## START

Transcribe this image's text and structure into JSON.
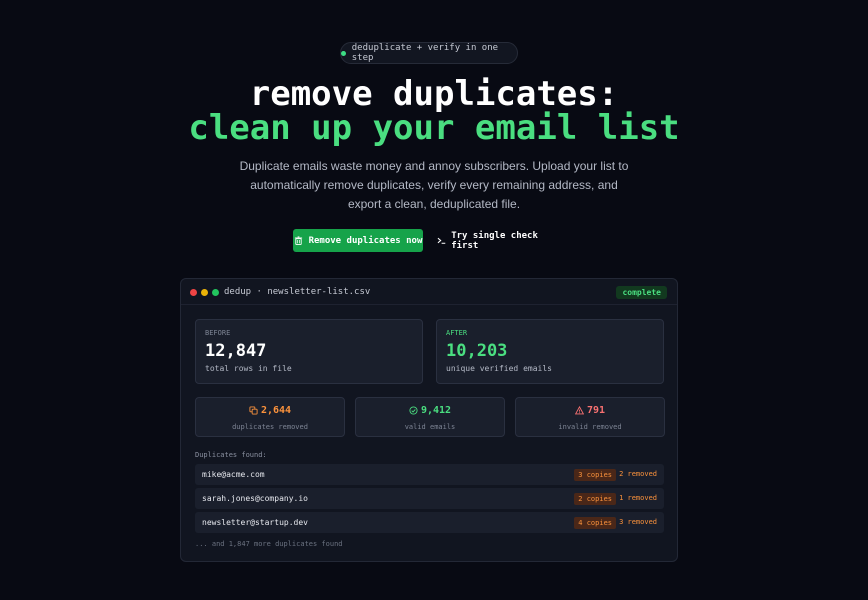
{
  "hero": {
    "badge": "deduplicate + verify in one step",
    "title_line1": "remove duplicates:",
    "title_line2": "clean up your email list",
    "subtitle": "Duplicate emails waste money and annoy subscribers. Upload your list to automatically remove duplicates, verify every remaining address, and export a clean, deduplicated file.",
    "primary_button": "Remove duplicates now",
    "secondary_button": "Try single check first"
  },
  "window": {
    "title": "dedup · newsletter-list.csv",
    "status": "complete",
    "before": {
      "label": "BEFORE",
      "value": "12,847",
      "desc": "total rows in file"
    },
    "after": {
      "label": "AFTER",
      "value": "10,203",
      "desc": "unique verified emails"
    },
    "stats": [
      {
        "value": "2,644",
        "label": "duplicates removed",
        "icon": "copy-icon"
      },
      {
        "value": "9,412",
        "label": "valid emails",
        "icon": "check-circle-icon"
      },
      {
        "value": "791",
        "label": "invalid removed",
        "icon": "warning-icon"
      }
    ],
    "duplicates_heading": "Duplicates found:",
    "duplicates": [
      {
        "email": "mike@acme.com",
        "copies": "3 copies",
        "removed": "2 removed"
      },
      {
        "email": "sarah.jones@company.io",
        "copies": "2 copies",
        "removed": "1 removed"
      },
      {
        "email": "newsletter@startup.dev",
        "copies": "4 copies",
        "removed": "3 removed"
      }
    ],
    "more_text": "... and 1,847 more duplicates found"
  },
  "colors": {
    "background": "#080a13",
    "accent_green": "#4ade80",
    "button_green": "#16a34a",
    "warning_orange": "#fb923c",
    "error_red": "#f87171"
  }
}
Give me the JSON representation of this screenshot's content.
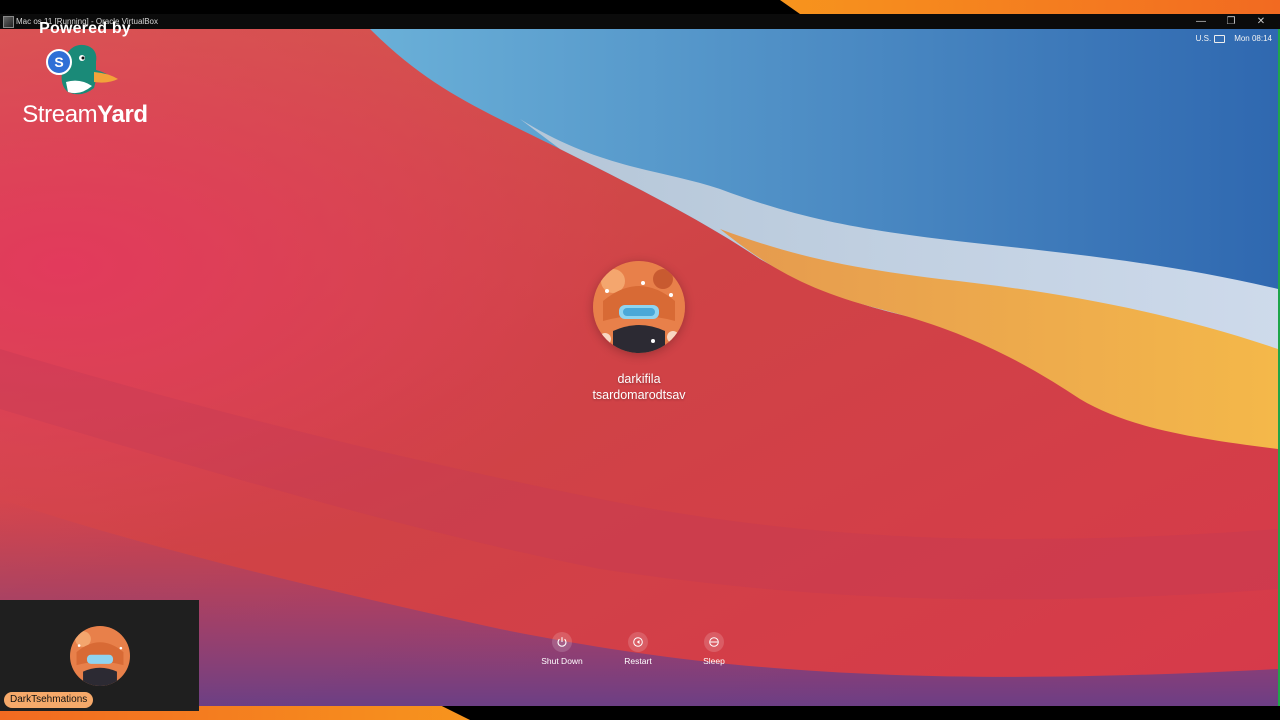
{
  "window": {
    "title": "Mac os 11 [Running] - Oracle VirtualBox",
    "minimize_glyph": "—",
    "maximize_glyph": "❐",
    "close_glyph": "✕"
  },
  "menu_status": {
    "keyboard": "U.S.",
    "clock": "Mon 08:14"
  },
  "login": {
    "user_line1": "darkifila",
    "user_line2": "tsardomarodtsav"
  },
  "power_buttons": [
    {
      "label": "Shut Down",
      "icon": "power-icon"
    },
    {
      "label": "Restart",
      "icon": "restart-icon"
    },
    {
      "label": "Sleep",
      "icon": "sleep-icon"
    }
  ],
  "streamyard": {
    "powered_by": "Powered by",
    "wordmark_light": "Stream",
    "wordmark_bold": "Yard",
    "badge_letter": "S"
  },
  "camera": {
    "name": "DarkTsehmations"
  },
  "colors": {
    "frame_orange": "#f7941d",
    "wallpaper_red": "#d84a46",
    "wallpaper_blue": "#3d7fc0",
    "wallpaper_yellow": "#f0b24a",
    "name_badge": "#f6a96a"
  }
}
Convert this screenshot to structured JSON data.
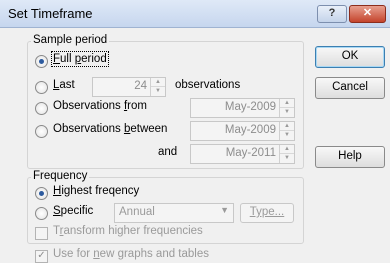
{
  "window": {
    "title": "Set Timeframe",
    "help_glyph": "?",
    "close_glyph": "✕"
  },
  "sample_period": {
    "legend": "Sample period",
    "full_period": {
      "label_u": "F",
      "label_rest": "ull ",
      "label_u2": "p",
      "label_rest2": "eriod"
    },
    "last": {
      "label_u": "L",
      "label_rest": "ast",
      "value": "24",
      "suffix": "observations"
    },
    "from": {
      "label_pre": "Observations ",
      "label_u": "f",
      "label_rest": "rom",
      "value": "May-2009"
    },
    "between": {
      "label_pre": "Observations ",
      "label_u": "b",
      "label_rest": "etween",
      "value1": "May-2009",
      "and_label": "and",
      "value2": "May-2011"
    }
  },
  "frequency": {
    "legend": "Frequency",
    "highest": {
      "label_u": "H",
      "label_rest": "ighest freqency"
    },
    "specific": {
      "label_u": "S",
      "label_rest": "pecific",
      "select_value": "Annual",
      "type_button": "Type..."
    },
    "transform": {
      "label_pre": "T",
      "label_u": "r",
      "label_rest": "ansform higher frequencies"
    }
  },
  "use_for_new": {
    "label_pre": "Use for ",
    "label_u": "n",
    "label_rest": "ew graphs and tables",
    "checked_glyph": "✓"
  },
  "buttons": {
    "ok": "OK",
    "cancel": "Cancel",
    "help": "Help"
  },
  "arrows": {
    "up": "▲",
    "down": "▼",
    "dropdown": "▼"
  }
}
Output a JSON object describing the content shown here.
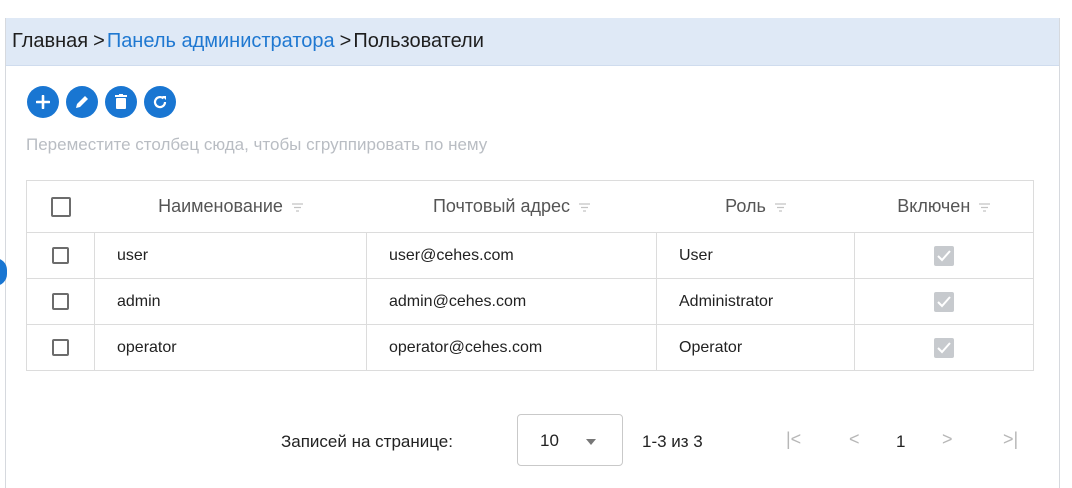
{
  "breadcrumb": {
    "home": "Главная",
    "separator": ">",
    "admin_panel": "Панель администратора",
    "current": "Пользователи"
  },
  "toolbar": {
    "buttons": [
      {
        "name": "add",
        "icon": "plus-icon"
      },
      {
        "name": "edit",
        "icon": "pencil-icon"
      },
      {
        "name": "delete",
        "icon": "trash-icon"
      },
      {
        "name": "refresh",
        "icon": "refresh-icon"
      }
    ],
    "accent": "#1976d2"
  },
  "group_hint": "Переместите столбец сюда, чтобы сгруппировать по нему",
  "table": {
    "columns": [
      "Наименование",
      "Почтовый адрес",
      "Роль",
      "Включен"
    ],
    "rows": [
      {
        "name": "user",
        "email": "user@cehes.com",
        "role": "User",
        "enabled": true
      },
      {
        "name": "admin",
        "email": "admin@cehes.com",
        "role": "Administrator",
        "enabled": true
      },
      {
        "name": "operator",
        "email": "operator@cehes.com",
        "role": "Operator",
        "enabled": true
      }
    ]
  },
  "pager": {
    "per_page_label": "Записей на странице:",
    "per_page_value": "10",
    "range_info": "1-3 из 3",
    "current_page": "1",
    "first_glyph": "|<",
    "prev_glyph": "<",
    "next_glyph": ">",
    "last_glyph": ">|"
  }
}
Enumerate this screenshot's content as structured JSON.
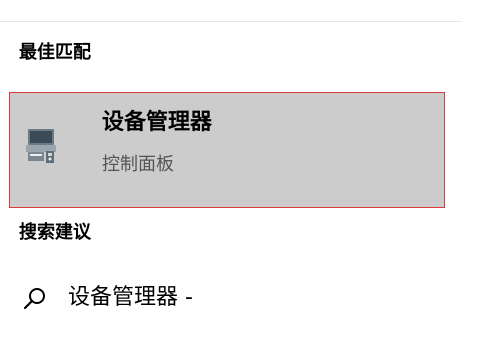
{
  "sections": {
    "best_match": "最佳匹配",
    "search_suggestions": "搜索建议"
  },
  "best_match_item": {
    "title": "设备管理器",
    "subtitle": "控制面板",
    "icon": "device-manager-icon"
  },
  "suggestion": {
    "text": "设备管理器 -",
    "icon": "search-icon"
  },
  "colors": {
    "selected_background": "#cccccc",
    "highlight_border": "#d93c3c",
    "subtitle_text": "#555555"
  }
}
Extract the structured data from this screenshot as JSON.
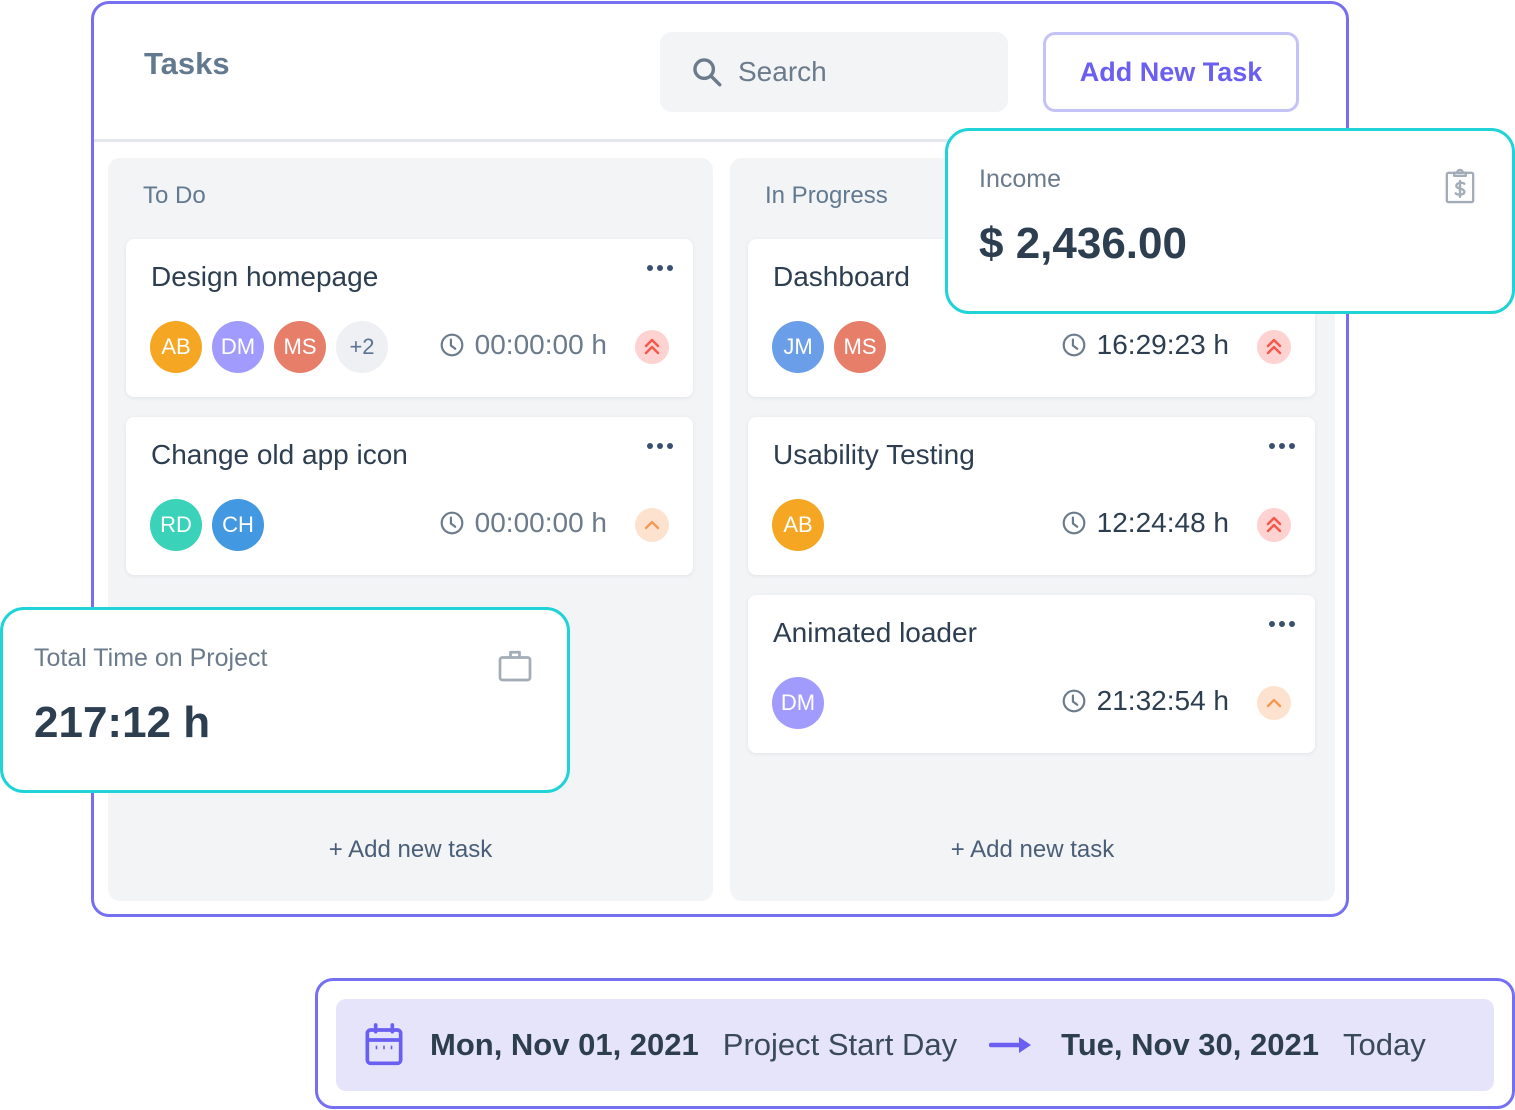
{
  "header": {
    "title": "Tasks",
    "search_placeholder": "Search",
    "search_value": "",
    "add_button": "Add New Task"
  },
  "columns": [
    {
      "title": "To Do",
      "add_label": "+ Add new task",
      "cards": [
        {
          "title": "Design homepage",
          "avatars": [
            {
              "initials": "AB",
              "color": "#f5a623"
            },
            {
              "initials": "DM",
              "color": "#a29bfe"
            },
            {
              "initials": "MS",
              "color": "#e67e6a"
            }
          ],
          "extra_count": "+2",
          "time": "00:00:00 h",
          "time_color": "#6b7b8c",
          "priority": "high"
        },
        {
          "title": "Change old app icon",
          "avatars": [
            {
              "initials": "RD",
              "color": "#3ad2b8"
            },
            {
              "initials": "CH",
              "color": "#4299e1"
            }
          ],
          "extra_count": "",
          "time": "00:00:00 h",
          "time_color": "#6b7b8c",
          "priority": "medium"
        }
      ]
    },
    {
      "title": "In Progress",
      "add_label": "+ Add new task",
      "cards": [
        {
          "title": "Dashboard",
          "avatars": [
            {
              "initials": "JM",
              "color": "#6b9ee8"
            },
            {
              "initials": "MS",
              "color": "#e67e6a"
            }
          ],
          "extra_count": "",
          "time": "16:29:23 h",
          "time_color": "#2d3e50",
          "priority": "high"
        },
        {
          "title": "Usability Testing",
          "avatars": [
            {
              "initials": "AB",
              "color": "#f5a623"
            }
          ],
          "extra_count": "",
          "time": "12:24:48 h",
          "time_color": "#2d3e50",
          "priority": "high"
        },
        {
          "title": "Animated loader",
          "avatars": [
            {
              "initials": "DM",
              "color": "#a29bfe"
            }
          ],
          "extra_count": "",
          "time": "21:32:54 h",
          "time_color": "#2d3e50",
          "priority": "medium"
        }
      ]
    }
  ],
  "income": {
    "label": "Income",
    "value": "$ 2,436.00",
    "icon": "clipboard-dollar-icon"
  },
  "total_time": {
    "label": "Total Time on Project",
    "value": "217:12 h",
    "icon": "briefcase-icon"
  },
  "date_range": {
    "start_date": "Mon, Nov 01, 2021",
    "start_label": "Project Start Day",
    "end_date": "Tue, Nov 30, 2021",
    "end_label": "Today",
    "icon": "calendar-icon"
  },
  "colors": {
    "accent": "#7570f2",
    "button_text": "#6a5ff0",
    "stat_border": "#1fd3d6",
    "priority_high": "#f5574b",
    "priority_medium": "#f39a55"
  }
}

## END

Description of the task
Identify how many lines in the entries above contain the word "Project" and provide only that figure.

Exercise response
2